**What to work on**. The listing below is to be output in its exact form.

(Dataset entries on figures)

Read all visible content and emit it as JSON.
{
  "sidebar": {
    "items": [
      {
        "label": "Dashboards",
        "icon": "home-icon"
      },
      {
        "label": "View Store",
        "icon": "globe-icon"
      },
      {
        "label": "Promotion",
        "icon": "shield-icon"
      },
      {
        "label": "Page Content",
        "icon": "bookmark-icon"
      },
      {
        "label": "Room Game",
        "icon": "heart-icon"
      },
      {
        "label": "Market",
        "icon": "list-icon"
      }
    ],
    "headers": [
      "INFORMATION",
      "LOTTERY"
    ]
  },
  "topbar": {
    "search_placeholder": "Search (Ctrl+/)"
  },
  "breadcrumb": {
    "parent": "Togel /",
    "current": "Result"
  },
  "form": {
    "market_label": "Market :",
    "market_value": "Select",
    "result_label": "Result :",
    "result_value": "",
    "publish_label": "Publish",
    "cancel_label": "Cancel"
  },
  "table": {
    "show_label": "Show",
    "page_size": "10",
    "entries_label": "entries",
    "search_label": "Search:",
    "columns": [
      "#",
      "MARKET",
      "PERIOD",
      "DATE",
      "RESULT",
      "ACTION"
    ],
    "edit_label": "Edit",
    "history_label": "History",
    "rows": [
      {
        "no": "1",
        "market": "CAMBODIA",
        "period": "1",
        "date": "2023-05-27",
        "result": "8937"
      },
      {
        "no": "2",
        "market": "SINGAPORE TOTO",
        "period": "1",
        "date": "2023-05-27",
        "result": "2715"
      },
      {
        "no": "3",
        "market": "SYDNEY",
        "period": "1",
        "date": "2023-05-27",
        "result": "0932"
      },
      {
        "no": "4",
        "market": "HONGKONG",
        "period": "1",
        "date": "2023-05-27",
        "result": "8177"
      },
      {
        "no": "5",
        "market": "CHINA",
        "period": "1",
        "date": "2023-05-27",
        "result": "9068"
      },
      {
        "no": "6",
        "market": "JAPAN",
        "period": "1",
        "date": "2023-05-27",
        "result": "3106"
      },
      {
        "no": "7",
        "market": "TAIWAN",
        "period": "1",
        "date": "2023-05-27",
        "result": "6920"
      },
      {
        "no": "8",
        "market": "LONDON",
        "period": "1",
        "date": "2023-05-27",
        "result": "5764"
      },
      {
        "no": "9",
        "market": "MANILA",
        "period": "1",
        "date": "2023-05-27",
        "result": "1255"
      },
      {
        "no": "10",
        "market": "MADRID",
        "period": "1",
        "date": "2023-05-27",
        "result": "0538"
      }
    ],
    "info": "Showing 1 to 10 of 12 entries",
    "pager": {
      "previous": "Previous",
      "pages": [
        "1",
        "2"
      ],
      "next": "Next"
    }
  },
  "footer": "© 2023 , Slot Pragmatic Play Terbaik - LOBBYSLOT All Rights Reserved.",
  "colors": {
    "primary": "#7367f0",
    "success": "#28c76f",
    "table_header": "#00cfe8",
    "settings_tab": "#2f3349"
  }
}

**Final result**.
Read all visible content and emit it as JSON.
{
  "sidebar": {
    "items": [
      {
        "label": "Dashboards",
        "icon": "home-icon"
      },
      {
        "label": "View Store",
        "icon": "globe-icon"
      },
      {
        "label": "Promotion",
        "icon": "shield-icon"
      },
      {
        "label": "Page Content",
        "icon": "bookmark-icon"
      },
      {
        "label": "Room Game",
        "icon": "heart-icon"
      },
      {
        "label": "Market",
        "icon": "list-icon"
      }
    ],
    "headers": [
      "INFORMATION",
      "LOTTERY"
    ]
  },
  "topbar": {
    "search_placeholder": "Search (Ctrl+/)"
  },
  "breadcrumb": {
    "parent": "Togel /",
    "current": "Result"
  },
  "form": {
    "market_label": "Market :",
    "market_value": "Select",
    "result_label": "Result :",
    "result_value": "",
    "publish_label": "Publish",
    "cancel_label": "Cancel"
  },
  "table": {
    "show_label": "Show",
    "page_size": "10",
    "entries_label": "entries",
    "search_label": "Search:",
    "columns": [
      "#",
      "MARKET",
      "PERIOD",
      "DATE",
      "RESULT",
      "ACTION"
    ],
    "edit_label": "Edit",
    "history_label": "History",
    "rows": [
      {
        "no": "1",
        "market": "CAMBODIA",
        "period": "1",
        "date": "2023-05-27",
        "result": "8937"
      },
      {
        "no": "2",
        "market": "SINGAPORE TOTO",
        "period": "1",
        "date": "2023-05-27",
        "result": "2715"
      },
      {
        "no": "3",
        "market": "SYDNEY",
        "period": "1",
        "date": "2023-05-27",
        "result": "0932"
      },
      {
        "no": "4",
        "market": "HONGKONG",
        "period": "1",
        "date": "2023-05-27",
        "result": "8177"
      },
      {
        "no": "5",
        "market": "CHINA",
        "period": "1",
        "date": "2023-05-27",
        "result": "9068"
      },
      {
        "no": "6",
        "market": "JAPAN",
        "period": "1",
        "date": "2023-05-27",
        "result": "3106"
      },
      {
        "no": "7",
        "market": "TAIWAN",
        "period": "1",
        "date": "2023-05-27",
        "result": "6920"
      },
      {
        "no": "8",
        "market": "LONDON",
        "period": "1",
        "date": "2023-05-27",
        "result": "5764"
      },
      {
        "no": "9",
        "market": "MANILA",
        "period": "1",
        "date": "2023-05-27",
        "result": "1255"
      },
      {
        "no": "10",
        "market": "MADRID",
        "period": "1",
        "date": "2023-05-27",
        "result": "0538"
      }
    ],
    "info": "Showing 1 to 10 of 12 entries",
    "pager": {
      "previous": "Previous",
      "pages": [
        "1",
        "2"
      ],
      "next": "Next"
    }
  },
  "footer": "© 2023 , Slot Pragmatic Play Terbaik - LOBBYSLOT All Rights Reserved.",
  "colors": {
    "primary": "#7367f0",
    "success": "#28c76f",
    "table_header": "#00cfe8",
    "settings_tab": "#2f3349"
  }
}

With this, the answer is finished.